Aim of the exercise:
Filter these entries, keeping only lines that hold the word "Track".

=======

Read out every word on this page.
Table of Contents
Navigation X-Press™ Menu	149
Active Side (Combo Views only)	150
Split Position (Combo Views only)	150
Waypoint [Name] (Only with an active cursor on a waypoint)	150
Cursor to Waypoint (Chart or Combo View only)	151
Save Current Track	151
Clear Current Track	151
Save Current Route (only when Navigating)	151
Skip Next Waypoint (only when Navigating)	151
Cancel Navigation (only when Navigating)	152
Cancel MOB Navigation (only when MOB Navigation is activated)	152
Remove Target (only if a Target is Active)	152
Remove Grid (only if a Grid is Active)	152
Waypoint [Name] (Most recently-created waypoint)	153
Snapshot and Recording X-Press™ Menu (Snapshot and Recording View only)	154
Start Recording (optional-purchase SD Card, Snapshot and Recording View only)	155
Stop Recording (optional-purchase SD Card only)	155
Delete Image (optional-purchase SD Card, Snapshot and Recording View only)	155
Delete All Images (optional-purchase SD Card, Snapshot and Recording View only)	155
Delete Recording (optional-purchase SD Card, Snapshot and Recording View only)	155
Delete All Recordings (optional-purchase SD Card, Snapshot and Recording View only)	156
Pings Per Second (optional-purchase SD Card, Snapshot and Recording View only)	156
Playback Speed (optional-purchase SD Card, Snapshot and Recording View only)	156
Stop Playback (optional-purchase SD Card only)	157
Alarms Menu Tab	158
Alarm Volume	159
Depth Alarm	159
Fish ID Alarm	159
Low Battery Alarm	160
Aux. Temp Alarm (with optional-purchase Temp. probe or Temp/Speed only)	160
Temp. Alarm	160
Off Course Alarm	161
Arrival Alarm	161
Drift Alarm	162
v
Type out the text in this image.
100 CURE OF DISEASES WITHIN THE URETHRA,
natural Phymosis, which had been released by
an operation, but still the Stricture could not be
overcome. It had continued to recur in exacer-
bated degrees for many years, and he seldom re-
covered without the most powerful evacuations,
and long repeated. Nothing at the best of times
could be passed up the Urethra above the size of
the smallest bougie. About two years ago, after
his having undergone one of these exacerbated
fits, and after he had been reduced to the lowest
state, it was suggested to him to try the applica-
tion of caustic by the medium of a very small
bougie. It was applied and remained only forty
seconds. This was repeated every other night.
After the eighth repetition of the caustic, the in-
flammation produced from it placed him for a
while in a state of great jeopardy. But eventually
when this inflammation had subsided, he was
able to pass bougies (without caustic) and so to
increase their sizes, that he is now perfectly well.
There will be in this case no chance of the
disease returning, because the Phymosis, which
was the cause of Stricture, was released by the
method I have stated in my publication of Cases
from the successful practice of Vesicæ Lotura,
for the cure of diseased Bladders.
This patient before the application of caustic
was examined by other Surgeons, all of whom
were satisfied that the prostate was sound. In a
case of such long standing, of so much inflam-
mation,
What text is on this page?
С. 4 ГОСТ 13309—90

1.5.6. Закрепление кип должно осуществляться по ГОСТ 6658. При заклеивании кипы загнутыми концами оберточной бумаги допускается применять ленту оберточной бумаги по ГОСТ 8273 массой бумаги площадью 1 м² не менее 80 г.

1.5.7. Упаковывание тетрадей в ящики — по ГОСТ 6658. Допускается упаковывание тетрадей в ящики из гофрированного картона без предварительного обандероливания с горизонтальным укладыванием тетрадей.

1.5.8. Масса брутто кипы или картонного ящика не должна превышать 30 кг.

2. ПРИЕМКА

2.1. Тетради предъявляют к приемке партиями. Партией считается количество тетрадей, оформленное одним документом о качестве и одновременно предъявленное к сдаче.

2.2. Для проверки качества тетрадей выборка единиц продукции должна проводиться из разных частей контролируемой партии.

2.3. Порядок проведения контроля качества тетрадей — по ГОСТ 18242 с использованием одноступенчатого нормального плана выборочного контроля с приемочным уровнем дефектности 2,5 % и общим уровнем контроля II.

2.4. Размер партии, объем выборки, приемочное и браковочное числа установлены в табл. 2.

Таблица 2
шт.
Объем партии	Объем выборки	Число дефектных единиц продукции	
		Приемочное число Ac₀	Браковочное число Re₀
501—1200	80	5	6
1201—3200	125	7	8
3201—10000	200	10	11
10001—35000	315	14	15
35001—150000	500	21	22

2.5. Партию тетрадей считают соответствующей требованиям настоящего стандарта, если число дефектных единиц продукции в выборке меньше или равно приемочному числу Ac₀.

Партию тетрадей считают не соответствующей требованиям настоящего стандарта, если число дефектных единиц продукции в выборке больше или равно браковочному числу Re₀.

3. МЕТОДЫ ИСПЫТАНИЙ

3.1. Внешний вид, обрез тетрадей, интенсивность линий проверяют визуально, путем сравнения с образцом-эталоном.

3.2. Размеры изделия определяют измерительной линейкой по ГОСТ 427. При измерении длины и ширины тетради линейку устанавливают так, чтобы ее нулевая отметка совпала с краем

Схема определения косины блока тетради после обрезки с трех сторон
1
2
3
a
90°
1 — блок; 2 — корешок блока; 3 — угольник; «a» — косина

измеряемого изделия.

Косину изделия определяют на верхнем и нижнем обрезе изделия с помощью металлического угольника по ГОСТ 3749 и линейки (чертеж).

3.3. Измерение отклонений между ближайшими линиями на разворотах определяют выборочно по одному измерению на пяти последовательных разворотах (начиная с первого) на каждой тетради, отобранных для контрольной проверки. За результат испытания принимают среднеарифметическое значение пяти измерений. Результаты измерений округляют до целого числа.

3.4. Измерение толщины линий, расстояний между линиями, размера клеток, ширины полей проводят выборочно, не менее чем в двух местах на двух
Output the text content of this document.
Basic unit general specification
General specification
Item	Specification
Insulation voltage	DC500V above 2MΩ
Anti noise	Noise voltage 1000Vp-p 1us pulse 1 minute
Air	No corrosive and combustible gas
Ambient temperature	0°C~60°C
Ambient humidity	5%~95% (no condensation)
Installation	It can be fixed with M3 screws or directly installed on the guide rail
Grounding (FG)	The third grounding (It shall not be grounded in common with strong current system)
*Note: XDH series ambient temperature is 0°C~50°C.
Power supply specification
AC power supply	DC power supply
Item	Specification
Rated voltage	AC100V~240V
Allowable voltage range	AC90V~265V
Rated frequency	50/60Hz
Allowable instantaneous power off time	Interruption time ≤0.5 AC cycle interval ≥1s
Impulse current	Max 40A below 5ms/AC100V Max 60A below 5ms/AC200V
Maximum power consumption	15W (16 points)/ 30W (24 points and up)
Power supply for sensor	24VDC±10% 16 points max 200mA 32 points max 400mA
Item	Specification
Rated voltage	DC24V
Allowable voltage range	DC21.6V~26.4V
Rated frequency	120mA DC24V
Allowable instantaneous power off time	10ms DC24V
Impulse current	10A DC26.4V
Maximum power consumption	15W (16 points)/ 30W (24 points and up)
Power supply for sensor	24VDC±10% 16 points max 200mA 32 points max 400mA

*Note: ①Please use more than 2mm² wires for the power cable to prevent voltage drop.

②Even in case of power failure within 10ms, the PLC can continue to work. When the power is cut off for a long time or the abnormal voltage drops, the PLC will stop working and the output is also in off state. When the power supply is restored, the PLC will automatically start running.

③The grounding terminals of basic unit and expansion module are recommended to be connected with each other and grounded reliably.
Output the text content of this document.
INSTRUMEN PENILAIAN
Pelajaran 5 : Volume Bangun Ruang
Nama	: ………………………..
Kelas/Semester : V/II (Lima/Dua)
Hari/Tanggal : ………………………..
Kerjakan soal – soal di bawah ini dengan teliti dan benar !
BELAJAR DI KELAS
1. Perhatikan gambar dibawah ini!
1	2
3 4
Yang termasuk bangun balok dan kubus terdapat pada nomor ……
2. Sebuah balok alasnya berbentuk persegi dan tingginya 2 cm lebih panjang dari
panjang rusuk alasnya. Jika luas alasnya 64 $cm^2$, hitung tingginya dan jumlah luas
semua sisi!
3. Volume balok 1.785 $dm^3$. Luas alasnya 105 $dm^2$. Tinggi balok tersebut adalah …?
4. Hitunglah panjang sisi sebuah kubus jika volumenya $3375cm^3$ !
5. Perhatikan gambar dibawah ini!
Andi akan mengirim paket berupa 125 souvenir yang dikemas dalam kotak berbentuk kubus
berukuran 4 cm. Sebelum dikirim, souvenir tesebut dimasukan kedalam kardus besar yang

=======

Exercise result:
Save Current Track	151
Clear Current Track	151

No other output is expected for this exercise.